_Written task:_ Render the material below as a numbered list, one line per item, skipping any blank lines and leaving out the pictures.

□ □ □ □ □

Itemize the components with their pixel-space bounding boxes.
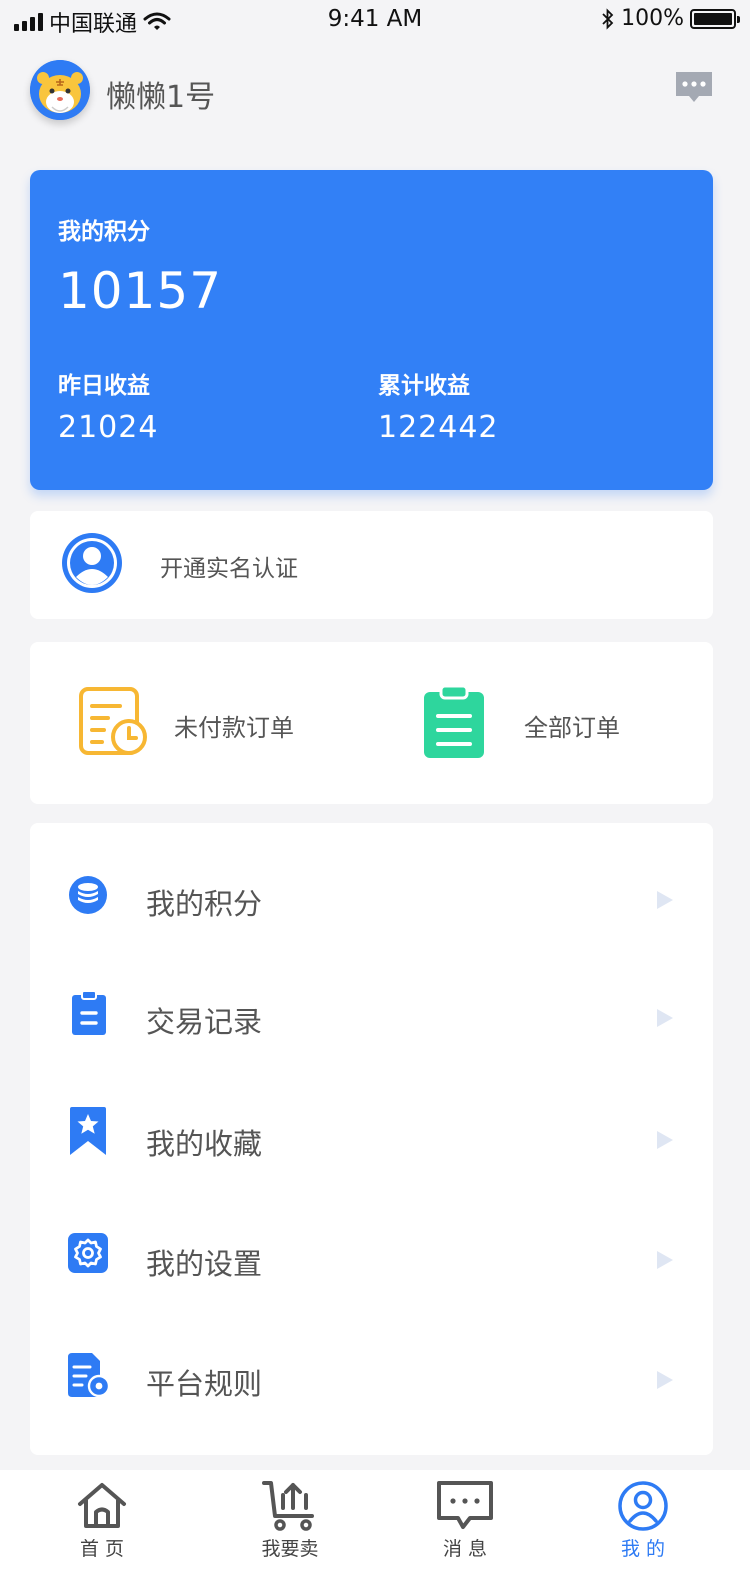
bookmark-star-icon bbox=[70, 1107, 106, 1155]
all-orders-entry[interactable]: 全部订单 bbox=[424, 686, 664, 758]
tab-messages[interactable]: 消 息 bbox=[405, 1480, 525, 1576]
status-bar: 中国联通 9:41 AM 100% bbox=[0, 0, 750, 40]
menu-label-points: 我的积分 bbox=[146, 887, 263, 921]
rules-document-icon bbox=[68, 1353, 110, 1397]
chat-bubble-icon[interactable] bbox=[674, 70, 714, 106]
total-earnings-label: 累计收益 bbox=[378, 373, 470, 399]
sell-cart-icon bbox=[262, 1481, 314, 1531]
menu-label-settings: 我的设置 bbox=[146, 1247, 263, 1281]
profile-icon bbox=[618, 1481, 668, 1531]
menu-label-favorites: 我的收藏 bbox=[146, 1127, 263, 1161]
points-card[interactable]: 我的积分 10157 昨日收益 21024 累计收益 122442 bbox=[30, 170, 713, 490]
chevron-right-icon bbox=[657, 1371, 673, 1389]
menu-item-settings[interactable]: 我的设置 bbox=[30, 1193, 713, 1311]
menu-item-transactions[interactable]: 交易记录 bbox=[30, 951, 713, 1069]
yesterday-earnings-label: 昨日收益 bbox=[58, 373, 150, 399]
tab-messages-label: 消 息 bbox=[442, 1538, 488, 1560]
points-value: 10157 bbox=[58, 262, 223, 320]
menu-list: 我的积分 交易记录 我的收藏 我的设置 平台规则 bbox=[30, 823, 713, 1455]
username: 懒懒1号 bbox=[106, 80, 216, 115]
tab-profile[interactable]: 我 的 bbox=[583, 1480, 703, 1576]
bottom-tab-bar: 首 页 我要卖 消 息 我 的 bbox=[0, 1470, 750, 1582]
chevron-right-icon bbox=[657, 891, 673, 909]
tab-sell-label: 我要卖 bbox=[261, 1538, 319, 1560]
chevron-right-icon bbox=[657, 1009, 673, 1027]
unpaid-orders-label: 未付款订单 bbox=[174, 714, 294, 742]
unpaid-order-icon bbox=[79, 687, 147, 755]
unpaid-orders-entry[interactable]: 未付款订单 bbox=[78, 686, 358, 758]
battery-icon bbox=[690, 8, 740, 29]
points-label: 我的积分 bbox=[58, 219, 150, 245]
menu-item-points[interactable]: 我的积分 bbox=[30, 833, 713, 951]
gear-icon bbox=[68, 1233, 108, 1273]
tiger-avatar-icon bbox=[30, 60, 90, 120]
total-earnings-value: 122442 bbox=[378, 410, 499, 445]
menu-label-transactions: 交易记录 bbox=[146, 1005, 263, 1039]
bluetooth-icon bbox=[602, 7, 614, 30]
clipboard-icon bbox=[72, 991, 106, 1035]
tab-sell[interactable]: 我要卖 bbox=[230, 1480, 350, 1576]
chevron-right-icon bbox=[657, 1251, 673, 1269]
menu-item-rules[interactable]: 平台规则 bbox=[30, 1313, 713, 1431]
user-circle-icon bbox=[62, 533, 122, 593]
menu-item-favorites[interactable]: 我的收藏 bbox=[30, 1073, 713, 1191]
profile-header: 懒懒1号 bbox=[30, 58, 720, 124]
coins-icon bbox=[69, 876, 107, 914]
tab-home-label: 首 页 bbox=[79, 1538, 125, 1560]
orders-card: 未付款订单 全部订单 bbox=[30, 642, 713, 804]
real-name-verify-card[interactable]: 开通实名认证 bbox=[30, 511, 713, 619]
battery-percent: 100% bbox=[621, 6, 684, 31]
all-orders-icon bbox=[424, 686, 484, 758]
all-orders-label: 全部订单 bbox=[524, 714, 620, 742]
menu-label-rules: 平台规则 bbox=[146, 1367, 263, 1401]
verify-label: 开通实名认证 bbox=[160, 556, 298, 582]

□ □ □ □ □

_Answer to the exercise:_
1. Itemize the components with their pixel-space bounding boxes.
2. bookmark-star-icon bbox=[70, 1107, 106, 1155]
3. all-orders-entry[interactable]: 全部订单 bbox=[424, 686, 664, 758]
4. tab-messages[interactable]: 消 息 bbox=[405, 1480, 525, 1576]
5. status-bar: 中国联通 9:41 AM 100% bbox=[0, 0, 750, 40]
6. menu-label-points: 我的积分 bbox=[146, 887, 263, 921]
7. rules-document-icon bbox=[68, 1353, 110, 1397]
8. chat-bubble-icon[interactable] bbox=[674, 70, 714, 106]
9. total-earnings-label: 累计收益 bbox=[378, 373, 470, 399]
10. sell-cart-icon bbox=[262, 1481, 314, 1531]
11. menu-label-settings: 我的设置 bbox=[146, 1247, 263, 1281]
12. profile-icon bbox=[618, 1481, 668, 1531]
13. menu-label-favorites: 我的收藏 bbox=[146, 1127, 263, 1161]
14. points-card[interactable]: 我的积分 10157 昨日收益 21024 累计收益 122442 bbox=[30, 170, 713, 490]
15. chevron-right-icon bbox=[657, 1371, 673, 1389]
16. menu-item-settings[interactable]: 我的设置 bbox=[30, 1193, 713, 1311]
17. menu-item-transactions[interactable]: 交易记录 bbox=[30, 951, 713, 1069]
18. yesterday-earnings-label: 昨日收益 bbox=[58, 373, 150, 399]
19. tab-messages-label: 消 息 bbox=[442, 1538, 488, 1560]
20. points-value: 10157 bbox=[58, 262, 223, 320]
21. menu-list: 我的积分 交易记录 我的收藏 我的设置 平台规则 bbox=[30, 823, 713, 1455]
22. username: 懒懒1号 bbox=[106, 80, 216, 115]
23. tab-profile[interactable]: 我 的 bbox=[583, 1480, 703, 1576]
24. bottom-tab-bar: 首 页 我要卖 消 息 我 的 bbox=[0, 1470, 750, 1582]
25. chevron-right-icon bbox=[657, 891, 673, 909]
26. tab-sell-label: 我要卖 bbox=[261, 1538, 319, 1560]
27. chevron-right-icon bbox=[657, 1009, 673, 1027]
28. unpaid-orders-label: 未付款订单 bbox=[174, 714, 294, 742]
29. unpaid-order-icon bbox=[79, 687, 147, 755]
30. unpaid-orders-entry[interactable]: 未付款订单 bbox=[78, 686, 358, 758]
31. battery-icon bbox=[690, 8, 740, 29]
32. points-label: 我的积分 bbox=[58, 219, 150, 245]
33. menu-item-points[interactable]: 我的积分 bbox=[30, 833, 713, 951]
34. gear-icon bbox=[68, 1233, 108, 1273]
35. tiger-avatar-icon bbox=[30, 60, 90, 120]
36. total-earnings-value: 122442 bbox=[378, 410, 499, 445]
37. menu-label-transactions: 交易记录 bbox=[146, 1005, 263, 1039]
38. bluetooth-icon bbox=[602, 7, 614, 30]
39. clipboard-icon bbox=[72, 991, 106, 1035]
40. tab-sell[interactable]: 我要卖 bbox=[230, 1480, 350, 1576]
41. chevron-right-icon bbox=[657, 1251, 673, 1269]
42. menu-item-rules[interactable]: 平台规则 bbox=[30, 1313, 713, 1431]
43. user-circle-icon bbox=[62, 533, 122, 593]
44. menu-item-favorites[interactable]: 我的收藏 bbox=[30, 1073, 713, 1191]
45. profile-header: 懒懒1号 bbox=[30, 58, 720, 124]
46. coins-icon bbox=[69, 876, 107, 914]
47. tab-home-label: 首 页 bbox=[79, 1538, 125, 1560]
48. orders-card: 未付款订单 全部订单 bbox=[30, 642, 713, 804]
49. real-name-verify-card[interactable]: 开通实名认证 bbox=[30, 511, 713, 619]
50. battery-percent: 100% bbox=[621, 6, 684, 31]
51. all-orders-icon bbox=[424, 686, 484, 758]
52. all-orders-label: 全部订单 bbox=[524, 714, 620, 742]
53. menu-label-rules: 平台规则 bbox=[146, 1367, 263, 1401]
54. verify-label: 开通实名认证 bbox=[160, 556, 298, 582]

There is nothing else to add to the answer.